- _Records supplied_
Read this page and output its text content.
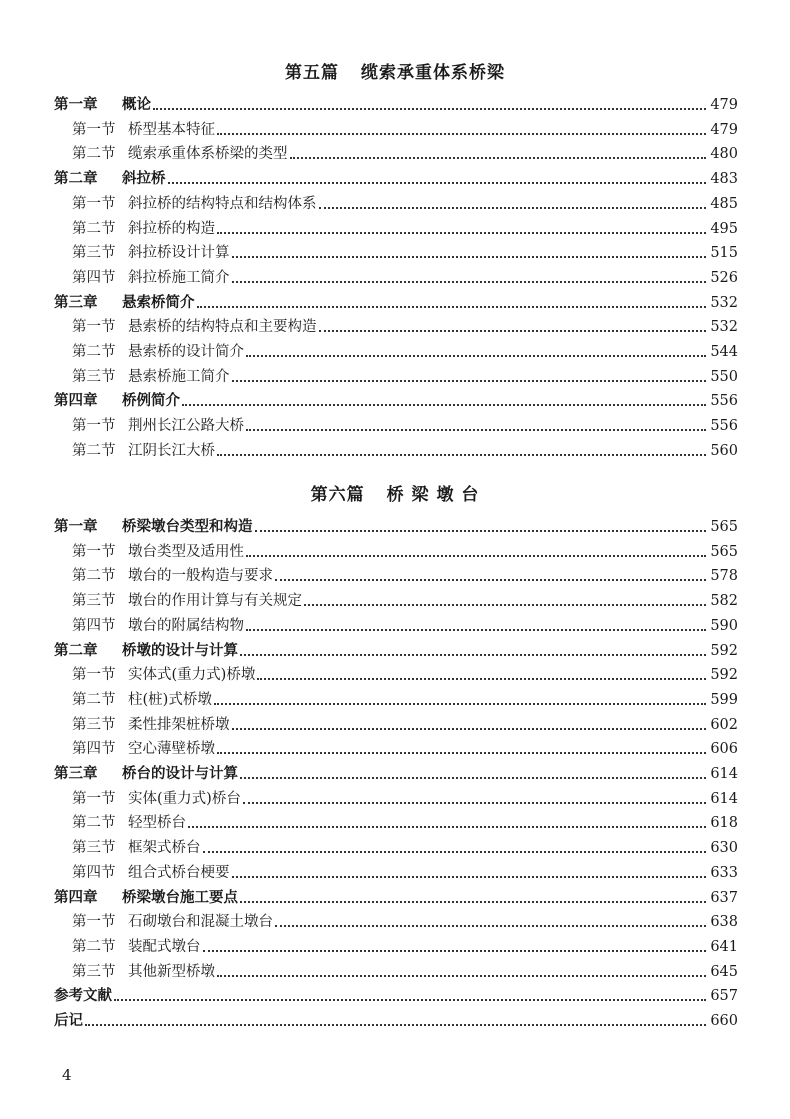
第五篇 缆索承重体系桥梁
第一章 概论	479
第一节 桥型基本特征	479
第二节 缆索承重体系桥梁的类型	480
第二章 斜拉桥	483
第一节 斜拉桥的结构特点和结构体系	485
第二节 斜拉桥的构造	495
第三节 斜拉桥设计计算	515
第四节 斜拉桥施工简介	526
第三章 悬索桥简介	532
第一节 悬索桥的结构特点和主要构造	532
第二节 悬索桥的设计简介	544
第三节 悬索桥施工简介	550
第四章 桥例简介	556
第一节 荆州长江公路大桥	556
第二节 江阴长江大桥	560
第六篇 桥 梁 墩 台
第一章 桥梁墩台类型和构造	565
第一节 墩台类型及适用性	565
第二节 墩台的一般构造与要求	578
第三节 墩台的作用计算与有关规定	582
第四节 墩台的附属结构物	590
第二章 桥墩的设计与计算	592
第一节 实体式(重力式)桥墩	592
第二节 柱(桩)式桥墩	599
第三节 柔性排架桩桥墩	602
第四节 空心薄壁桥墩	606
第三章 桥台的设计与计算	614
第一节 实体(重力式)桥台	614
第二节 轻型桥台	618
第三节 框架式桥台	630
第四节 组合式桥台梗要	633
第四章 桥梁墩台施工要点	637
第一节 石砌墩台和混凝土墩台	638
第二节 装配式墩台	641
第三节 其他新型桥墩	645
参考文献	657
后记	660
4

- _What is being asked_
Above are records to transcribe exactly; leave their pictures out.

- _Response to this task_
Read this page and output its text content.
第五篇 缆索承重体系桥梁
第一章 概论	479
第一节 桥型基本特征	479
第二节 缆索承重体系桥梁的类型	480
第二章 斜拉桥	483
第一节 斜拉桥的结构特点和结构体系	485
第二节 斜拉桥的构造	495
第三节 斜拉桥设计计算	515
第四节 斜拉桥施工简介	526
第三章 悬索桥简介	532
第一节 悬索桥的结构特点和主要构造	532
第二节 悬索桥的设计简介	544
第三节 悬索桥施工简介	550
第四章 桥例简介	556
第一节 荆州长江公路大桥	556
第二节 江阴长江大桥	560
第六篇 桥 梁 墩 台
第一章 桥梁墩台类型和构造	565
第一节 墩台类型及适用性	565
第二节 墩台的一般构造与要求	578
第三节 墩台的作用计算与有关规定	582
第四节 墩台的附属结构物	590
第二章 桥墩的设计与计算	592
第一节 实体式(重力式)桥墩	592
第二节 柱(桩)式桥墩	599
第三节 柔性排架桩桥墩	602
第四节 空心薄壁桥墩	606
第三章 桥台的设计与计算	614
第一节 实体(重力式)桥台	614
第二节 轻型桥台	618
第三节 框架式桥台	630
第四节 组合式桥台梗要	633
第四章 桥梁墩台施工要点	637
第一节 石砌墩台和混凝土墩台	638
第二节 装配式墩台	641
第三节 其他新型桥墩	645
参考文献	657
后记	660
4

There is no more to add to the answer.